**Instructions for the task:**
The records below must be output exactly, without pictures.

Source data

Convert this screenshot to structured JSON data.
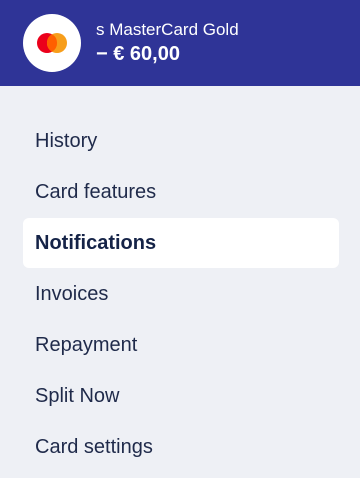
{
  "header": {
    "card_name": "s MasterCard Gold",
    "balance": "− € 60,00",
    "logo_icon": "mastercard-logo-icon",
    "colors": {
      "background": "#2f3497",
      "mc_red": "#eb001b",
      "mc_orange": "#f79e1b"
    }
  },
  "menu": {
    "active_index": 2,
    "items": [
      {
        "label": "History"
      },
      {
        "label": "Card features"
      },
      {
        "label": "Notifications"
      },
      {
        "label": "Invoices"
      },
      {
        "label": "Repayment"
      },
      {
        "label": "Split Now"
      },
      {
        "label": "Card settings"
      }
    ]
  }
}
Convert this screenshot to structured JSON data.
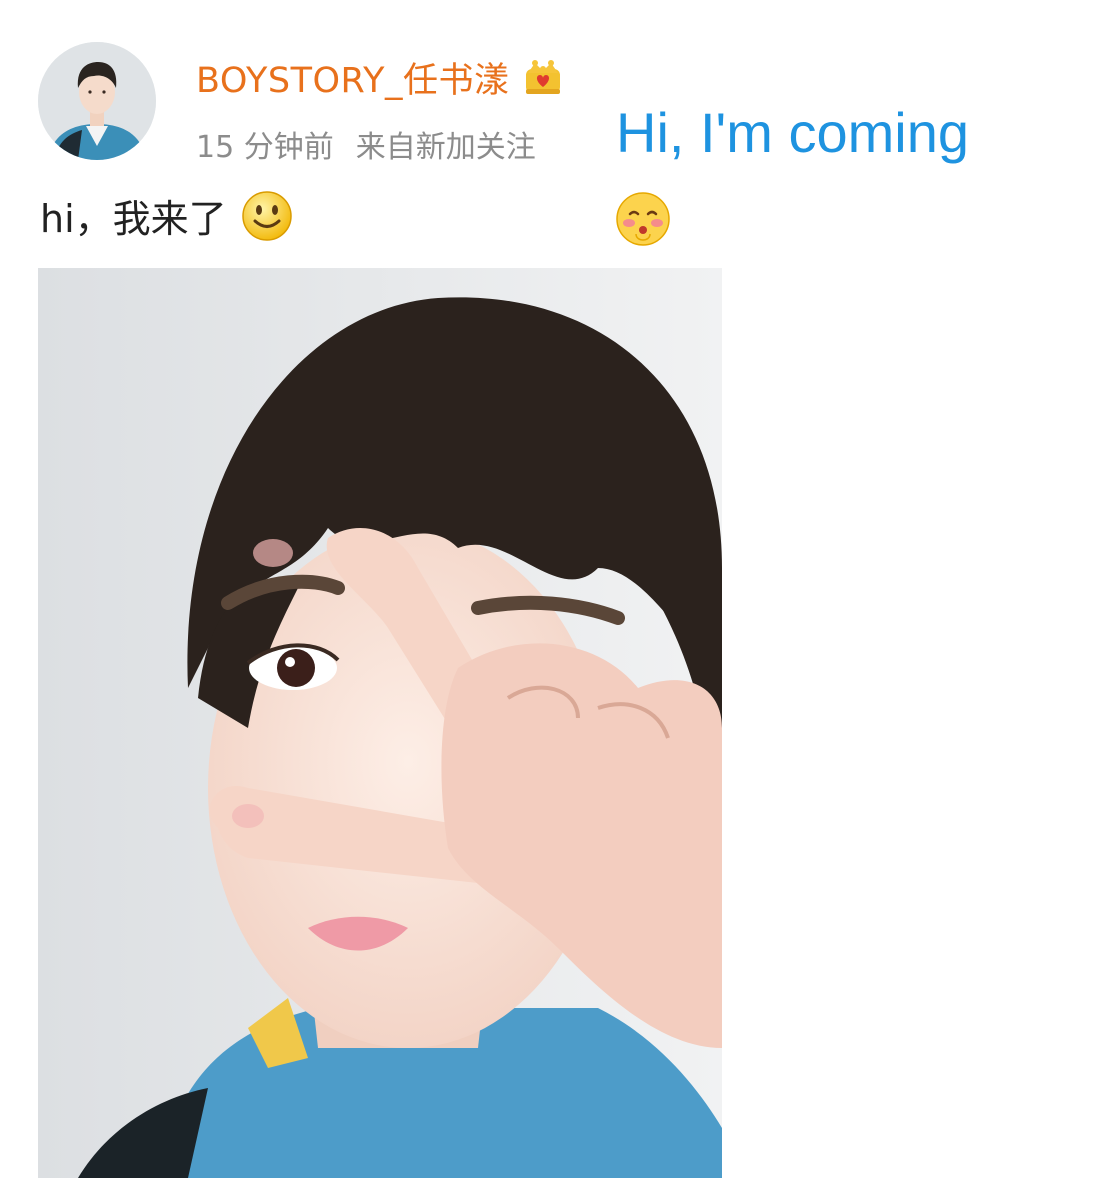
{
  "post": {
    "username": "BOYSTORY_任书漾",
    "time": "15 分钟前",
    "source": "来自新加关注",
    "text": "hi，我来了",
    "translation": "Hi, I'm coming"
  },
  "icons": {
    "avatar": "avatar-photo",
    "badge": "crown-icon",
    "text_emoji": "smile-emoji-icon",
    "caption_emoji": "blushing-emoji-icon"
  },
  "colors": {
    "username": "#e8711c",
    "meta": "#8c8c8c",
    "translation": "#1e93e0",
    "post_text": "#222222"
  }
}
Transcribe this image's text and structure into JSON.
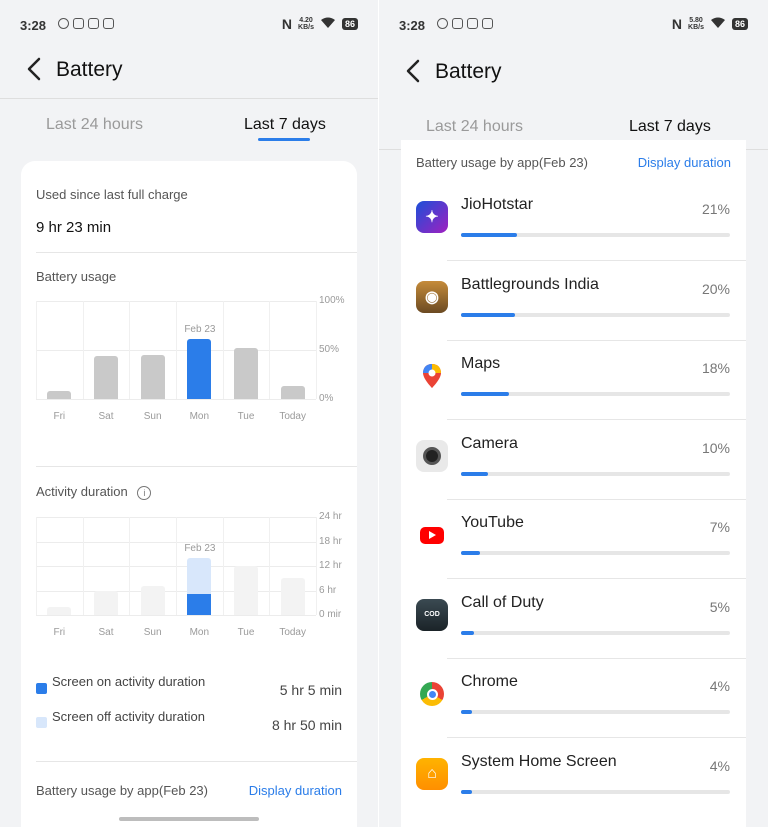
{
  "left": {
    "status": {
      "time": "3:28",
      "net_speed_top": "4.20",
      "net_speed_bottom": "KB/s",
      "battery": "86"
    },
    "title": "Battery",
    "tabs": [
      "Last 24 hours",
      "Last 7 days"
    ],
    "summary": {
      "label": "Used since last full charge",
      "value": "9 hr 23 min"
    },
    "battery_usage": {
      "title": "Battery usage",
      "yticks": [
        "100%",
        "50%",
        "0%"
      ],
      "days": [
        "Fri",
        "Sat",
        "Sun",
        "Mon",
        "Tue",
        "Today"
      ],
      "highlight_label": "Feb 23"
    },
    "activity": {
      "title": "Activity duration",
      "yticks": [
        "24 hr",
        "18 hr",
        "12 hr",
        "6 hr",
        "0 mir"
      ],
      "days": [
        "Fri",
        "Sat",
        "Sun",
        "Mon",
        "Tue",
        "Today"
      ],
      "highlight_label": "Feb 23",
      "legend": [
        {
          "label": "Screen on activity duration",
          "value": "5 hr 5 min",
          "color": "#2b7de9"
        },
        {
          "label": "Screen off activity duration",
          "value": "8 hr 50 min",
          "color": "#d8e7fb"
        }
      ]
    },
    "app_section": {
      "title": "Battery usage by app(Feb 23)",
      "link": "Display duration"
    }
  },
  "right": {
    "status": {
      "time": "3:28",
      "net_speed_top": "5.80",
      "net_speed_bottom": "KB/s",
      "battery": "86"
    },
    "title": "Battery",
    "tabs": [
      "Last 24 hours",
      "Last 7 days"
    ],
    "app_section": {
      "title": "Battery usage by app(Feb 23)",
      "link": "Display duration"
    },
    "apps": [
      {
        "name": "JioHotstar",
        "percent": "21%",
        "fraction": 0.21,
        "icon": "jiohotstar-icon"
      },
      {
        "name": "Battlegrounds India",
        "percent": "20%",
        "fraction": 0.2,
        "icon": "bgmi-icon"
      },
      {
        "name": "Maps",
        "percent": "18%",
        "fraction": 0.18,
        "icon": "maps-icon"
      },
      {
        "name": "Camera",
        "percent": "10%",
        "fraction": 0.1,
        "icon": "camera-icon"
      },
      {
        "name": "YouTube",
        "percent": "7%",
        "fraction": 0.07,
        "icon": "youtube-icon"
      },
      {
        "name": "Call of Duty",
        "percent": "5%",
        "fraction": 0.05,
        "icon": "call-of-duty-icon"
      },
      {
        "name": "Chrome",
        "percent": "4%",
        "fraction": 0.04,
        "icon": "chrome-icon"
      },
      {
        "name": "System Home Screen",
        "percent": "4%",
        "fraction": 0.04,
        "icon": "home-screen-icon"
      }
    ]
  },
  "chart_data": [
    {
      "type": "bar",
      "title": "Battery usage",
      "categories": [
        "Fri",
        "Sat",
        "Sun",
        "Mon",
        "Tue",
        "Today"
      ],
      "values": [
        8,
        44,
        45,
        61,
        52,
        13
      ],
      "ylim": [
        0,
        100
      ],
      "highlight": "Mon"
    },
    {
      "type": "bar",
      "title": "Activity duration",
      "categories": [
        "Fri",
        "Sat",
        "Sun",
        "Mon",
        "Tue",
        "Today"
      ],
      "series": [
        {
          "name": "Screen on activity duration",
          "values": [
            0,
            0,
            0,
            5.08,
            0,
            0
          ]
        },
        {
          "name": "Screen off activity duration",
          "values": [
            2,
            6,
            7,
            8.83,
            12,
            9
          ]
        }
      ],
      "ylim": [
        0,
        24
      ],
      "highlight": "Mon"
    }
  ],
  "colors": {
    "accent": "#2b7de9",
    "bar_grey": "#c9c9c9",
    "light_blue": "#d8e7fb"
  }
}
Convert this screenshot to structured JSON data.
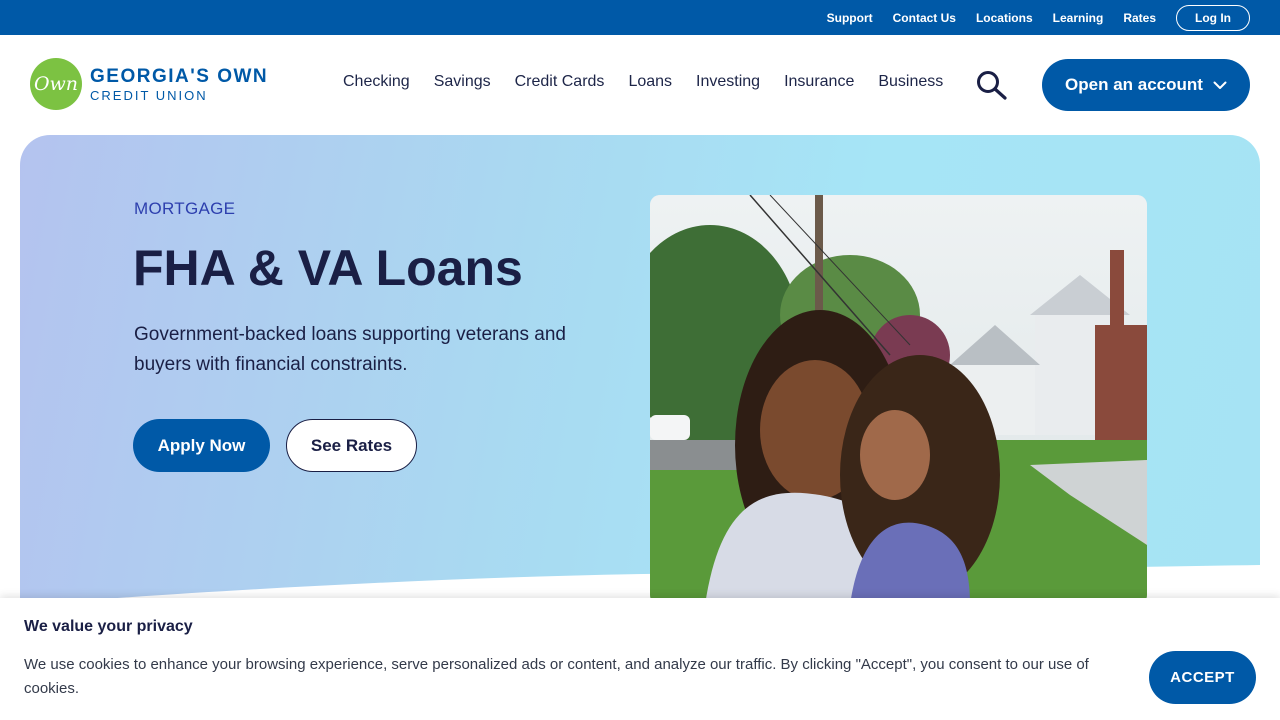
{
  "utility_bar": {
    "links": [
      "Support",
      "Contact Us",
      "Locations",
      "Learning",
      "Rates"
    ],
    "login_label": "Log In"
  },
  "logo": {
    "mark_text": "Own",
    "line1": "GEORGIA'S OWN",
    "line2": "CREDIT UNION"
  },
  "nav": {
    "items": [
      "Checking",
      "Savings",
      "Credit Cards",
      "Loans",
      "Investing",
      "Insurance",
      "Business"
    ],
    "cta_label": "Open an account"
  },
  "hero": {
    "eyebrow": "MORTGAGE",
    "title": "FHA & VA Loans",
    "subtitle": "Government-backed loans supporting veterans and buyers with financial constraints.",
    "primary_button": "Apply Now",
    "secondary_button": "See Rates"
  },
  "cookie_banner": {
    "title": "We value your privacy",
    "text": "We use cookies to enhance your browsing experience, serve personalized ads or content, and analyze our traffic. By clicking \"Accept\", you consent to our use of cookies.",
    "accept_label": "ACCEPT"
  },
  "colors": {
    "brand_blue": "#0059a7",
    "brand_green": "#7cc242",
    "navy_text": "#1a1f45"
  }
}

**Expected answer:**
Convert this screenshot to structured JSON data.
{
  "header": {
    "card_name": "s MasterCard Gold",
    "balance": "− € 60,00",
    "logo_icon": "mastercard-logo-icon",
    "colors": {
      "background": "#2f3497",
      "mc_red": "#eb001b",
      "mc_orange": "#f79e1b"
    }
  },
  "menu": {
    "active_index": 2,
    "items": [
      {
        "label": "History"
      },
      {
        "label": "Card features"
      },
      {
        "label": "Notifications"
      },
      {
        "label": "Invoices"
      },
      {
        "label": "Repayment"
      },
      {
        "label": "Split Now"
      },
      {
        "label": "Card settings"
      }
    ]
  }
}
Convert this screenshot to structured JSON data.
{
  "post": {
    "username": "BOYSTORY_任书漾",
    "time": "15 分钟前",
    "source": "来自新加关注",
    "text": "hi，我来了",
    "translation": "Hi, I'm coming"
  },
  "icons": {
    "avatar": "avatar-photo",
    "badge": "crown-icon",
    "text_emoji": "smile-emoji-icon",
    "caption_emoji": "blushing-emoji-icon"
  },
  "colors": {
    "username": "#e8711c",
    "meta": "#8c8c8c",
    "translation": "#1e93e0",
    "post_text": "#222222"
  }
}
Transcribe this image's text and structure into JSON.
{
  "left": {
    "status": {
      "time": "3:28",
      "net_speed_top": "4.20",
      "net_speed_bottom": "KB/s",
      "battery": "86"
    },
    "title": "Battery",
    "tabs": [
      "Last 24 hours",
      "Last 7 days"
    ],
    "summary": {
      "label": "Used since last full charge",
      "value": "9 hr 23 min"
    },
    "battery_usage": {
      "title": "Battery usage",
      "yticks": [
        "100%",
        "50%",
        "0%"
      ],
      "days": [
        "Fri",
        "Sat",
        "Sun",
        "Mon",
        "Tue",
        "Today"
      ],
      "highlight_label": "Feb 23"
    },
    "activity": {
      "title": "Activity duration",
      "yticks": [
        "24 hr",
        "18 hr",
        "12 hr",
        "6 hr",
        "0 mir"
      ],
      "days": [
        "Fri",
        "Sat",
        "Sun",
        "Mon",
        "Tue",
        "Today"
      ],
      "highlight_label": "Feb 23",
      "legend": [
        {
          "label": "Screen on activity duration",
          "value": "5 hr 5 min",
          "color": "#2b7de9"
        },
        {
          "label": "Screen off activity duration",
          "value": "8 hr 50 min",
          "color": "#d8e7fb"
        }
      ]
    },
    "app_section": {
      "title": "Battery usage by app(Feb 23)",
      "link": "Display duration"
    }
  },
  "right": {
    "status": {
      "time": "3:28",
      "net_speed_top": "5.80",
      "net_speed_bottom": "KB/s",
      "battery": "86"
    },
    "title": "Battery",
    "tabs": [
      "Last 24 hours",
      "Last 7 days"
    ],
    "app_section": {
      "title": "Battery usage by app(Feb 23)",
      "link": "Display duration"
    },
    "apps": [
      {
        "name": "JioHotstar",
        "percent": "21%",
        "fraction": 0.21,
        "icon": "jiohotstar-icon"
      },
      {
        "name": "Battlegrounds India",
        "percent": "20%",
        "fraction": 0.2,
        "icon": "bgmi-icon"
      },
      {
        "name": "Maps",
        "percent": "18%",
        "fraction": 0.18,
        "icon": "maps-icon"
      },
      {
        "name": "Camera",
        "percent": "10%",
        "fraction": 0.1,
        "icon": "camera-icon"
      },
      {
        "name": "YouTube",
        "percent": "7%",
        "fraction": 0.07,
        "icon": "youtube-icon"
      },
      {
        "name": "Call of Duty",
        "percent": "5%",
        "fraction": 0.05,
        "icon": "call-of-duty-icon"
      },
      {
        "name": "Chrome",
        "percent": "4%",
        "fraction": 0.04,
        "icon": "chrome-icon"
      },
      {
        "name": "System Home Screen",
        "percent": "4%",
        "fraction": 0.04,
        "icon": "home-screen-icon"
      }
    ]
  },
  "chart_data": [
    {
      "type": "bar",
      "title": "Battery usage",
      "categories": [
        "Fri",
        "Sat",
        "Sun",
        "Mon",
        "Tue",
        "Today"
      ],
      "values": [
        8,
        44,
        45,
        61,
        52,
        13
      ],
      "ylim": [
        0,
        100
      ],
      "highlight": "Mon"
    },
    {
      "type": "bar",
      "title": "Activity duration",
      "categories": [
        "Fri",
        "Sat",
        "Sun",
        "Mon",
        "Tue",
        "Today"
      ],
      "series": [
        {
          "name": "Screen on activity duration",
          "values": [
            0,
            0,
            0,
            5.08,
            0,
            0
          ]
        },
        {
          "name": "Screen off activity duration",
          "values": [
            2,
            6,
            7,
            8.83,
            12,
            9
          ]
        }
      ],
      "ylim": [
        0,
        24
      ],
      "highlight": "Mon"
    }
  ],
  "colors": {
    "accent": "#2b7de9",
    "bar_grey": "#c9c9c9",
    "light_blue": "#d8e7fb"
  }
}
Convert this screenshot to structured JSON data.
{
  "utility_bar": {
    "links": [
      "Support",
      "Contact Us",
      "Locations",
      "Learning",
      "Rates"
    ],
    "login_label": "Log In"
  },
  "logo": {
    "mark_text": "Own",
    "line1": "GEORGIA'S OWN",
    "line2": "CREDIT UNION"
  },
  "nav": {
    "items": [
      "Checking",
      "Savings",
      "Credit Cards",
      "Loans",
      "Investing",
      "Insurance",
      "Business"
    ],
    "cta_label": "Open an account"
  },
  "hero": {
    "eyebrow": "MORTGAGE",
    "title": "FHA & VA Loans",
    "subtitle": "Government-backed loans supporting veterans and buyers with financial constraints.",
    "primary_button": "Apply Now",
    "secondary_button": "See Rates"
  },
  "cookie_banner": {
    "title": "We value your privacy",
    "text": "We use cookies to enhance your browsing experience, serve personalized ads or content, and analyze our traffic. By clicking \"Accept\", you consent to our use of cookies.",
    "accept_label": "ACCEPT"
  },
  "colors": {
    "brand_blue": "#0059a7",
    "brand_green": "#7cc242",
    "navy_text": "#1a1f45"
  }
}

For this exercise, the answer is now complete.